(Rows from a dataset)
* * * * * * *
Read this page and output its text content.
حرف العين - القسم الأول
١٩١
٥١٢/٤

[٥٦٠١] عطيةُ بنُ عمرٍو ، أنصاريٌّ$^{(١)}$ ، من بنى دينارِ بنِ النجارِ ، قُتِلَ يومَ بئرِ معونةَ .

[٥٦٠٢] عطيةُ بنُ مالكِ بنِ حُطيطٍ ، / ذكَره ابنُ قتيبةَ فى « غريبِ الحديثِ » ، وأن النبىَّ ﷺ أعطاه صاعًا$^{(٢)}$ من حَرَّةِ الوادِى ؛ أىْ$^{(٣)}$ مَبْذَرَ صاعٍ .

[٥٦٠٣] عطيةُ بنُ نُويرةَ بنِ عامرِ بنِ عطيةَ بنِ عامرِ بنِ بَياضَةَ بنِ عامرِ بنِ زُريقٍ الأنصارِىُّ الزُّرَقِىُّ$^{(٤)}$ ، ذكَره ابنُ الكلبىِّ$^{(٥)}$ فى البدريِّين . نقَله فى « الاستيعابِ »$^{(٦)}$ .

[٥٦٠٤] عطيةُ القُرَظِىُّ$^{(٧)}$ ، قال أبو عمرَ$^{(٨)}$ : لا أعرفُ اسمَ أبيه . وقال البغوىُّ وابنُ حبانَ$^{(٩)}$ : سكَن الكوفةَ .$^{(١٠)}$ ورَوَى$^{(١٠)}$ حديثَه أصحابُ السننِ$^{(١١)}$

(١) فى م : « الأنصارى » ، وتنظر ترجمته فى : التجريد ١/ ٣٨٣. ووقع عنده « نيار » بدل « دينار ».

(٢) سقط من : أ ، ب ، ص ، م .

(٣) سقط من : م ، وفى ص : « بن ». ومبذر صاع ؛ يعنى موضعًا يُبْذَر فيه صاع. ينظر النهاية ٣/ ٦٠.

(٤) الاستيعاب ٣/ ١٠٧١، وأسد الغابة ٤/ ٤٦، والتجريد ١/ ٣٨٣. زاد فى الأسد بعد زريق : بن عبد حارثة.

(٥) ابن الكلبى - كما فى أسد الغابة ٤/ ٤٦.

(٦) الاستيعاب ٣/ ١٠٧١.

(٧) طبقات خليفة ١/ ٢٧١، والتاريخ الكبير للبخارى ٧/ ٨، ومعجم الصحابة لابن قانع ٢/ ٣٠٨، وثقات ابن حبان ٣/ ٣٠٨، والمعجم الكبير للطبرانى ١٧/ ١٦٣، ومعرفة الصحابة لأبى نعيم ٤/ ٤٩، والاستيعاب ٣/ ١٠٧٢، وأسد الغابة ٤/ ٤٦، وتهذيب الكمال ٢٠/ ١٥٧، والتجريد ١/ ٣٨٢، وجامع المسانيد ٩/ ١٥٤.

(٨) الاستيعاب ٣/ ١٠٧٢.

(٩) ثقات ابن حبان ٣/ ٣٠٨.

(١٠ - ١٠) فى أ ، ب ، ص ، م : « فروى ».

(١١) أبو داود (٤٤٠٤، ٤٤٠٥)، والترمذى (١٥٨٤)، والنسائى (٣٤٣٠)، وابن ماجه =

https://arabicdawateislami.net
* * * * * * *
Please output the entire listing exactly as it stands.

### [Written response]
Read this page and output its text content.
حرف العين - القسم الأول
١٩١
٥١٢/٤

[٥٦٠١] عطيةُ بنُ عمرٍو ، أنصاريٌّ$^{(١)}$ ، من بنى دينارِ بنِ النجارِ ، قُتِلَ يومَ بئرِ معونةَ .

[٥٦٠٢] عطيةُ بنُ مالكِ بنِ حُطيطٍ ، / ذكَره ابنُ قتيبةَ فى « غريبِ الحديثِ » ، وأن النبىَّ ﷺ أعطاه صاعًا$^{(٢)}$ من حَرَّةِ الوادِى ؛ أىْ$^{(٣)}$ مَبْذَرَ صاعٍ .

[٥٦٠٣] عطيةُ بنُ نُويرةَ بنِ عامرِ بنِ عطيةَ بنِ عامرِ بنِ بَياضَةَ بنِ عامرِ بنِ زُريقٍ الأنصارِىُّ الزُّرَقِىُّ$^{(٤)}$ ، ذكَره ابنُ الكلبىِّ$^{(٥)}$ فى البدريِّين . نقَله فى « الاستيعابِ »$^{(٦)}$ .

[٥٦٠٤] عطيةُ القُرَظِىُّ$^{(٧)}$ ، قال أبو عمرَ$^{(٨)}$ : لا أعرفُ اسمَ أبيه . وقال البغوىُّ وابنُ حبانَ$^{(٩)}$ : سكَن الكوفةَ .$^{(١٠)}$ ورَوَى$^{(١٠)}$ حديثَه أصحابُ السننِ$^{(١١)}$

(١) فى م : « الأنصارى » ، وتنظر ترجمته فى : التجريد ١/ ٣٨٣. ووقع عنده « نيار » بدل « دينار ».

(٢) سقط من : أ ، ب ، ص ، م .

(٣) سقط من : م ، وفى ص : « بن ». ومبذر صاع ؛ يعنى موضعًا يُبْذَر فيه صاع. ينظر النهاية ٣/ ٦٠.

(٤) الاستيعاب ٣/ ١٠٧١، وأسد الغابة ٤/ ٤٦، والتجريد ١/ ٣٨٣. زاد فى الأسد بعد زريق : بن عبد حارثة.

(٥) ابن الكلبى - كما فى أسد الغابة ٤/ ٤٦.

(٦) الاستيعاب ٣/ ١٠٧١.

(٧) طبقات خليفة ١/ ٢٧١، والتاريخ الكبير للبخارى ٧/ ٨، ومعجم الصحابة لابن قانع ٢/ ٣٠٨، وثقات ابن حبان ٣/ ٣٠٨، والمعجم الكبير للطبرانى ١٧/ ١٦٣، ومعرفة الصحابة لأبى نعيم ٤/ ٤٩، والاستيعاب ٣/ ١٠٧٢، وأسد الغابة ٤/ ٤٦، وتهذيب الكمال ٢٠/ ١٥٧، والتجريد ١/ ٣٨٢، وجامع المسانيد ٩/ ١٥٤.

(٨) الاستيعاب ٣/ ١٠٧٢.

(٩) ثقات ابن حبان ٣/ ٣٠٨.

(١٠ - ١٠) فى أ ، ب ، ص ، م : « فروى ».

(١١) أبو داود (٤٤٠٤، ٤٤٠٥)، والترمذى (١٥٨٤)، والنسائى (٣٤٣٠)، وابن ماجه =

https://arabicdawateislami.net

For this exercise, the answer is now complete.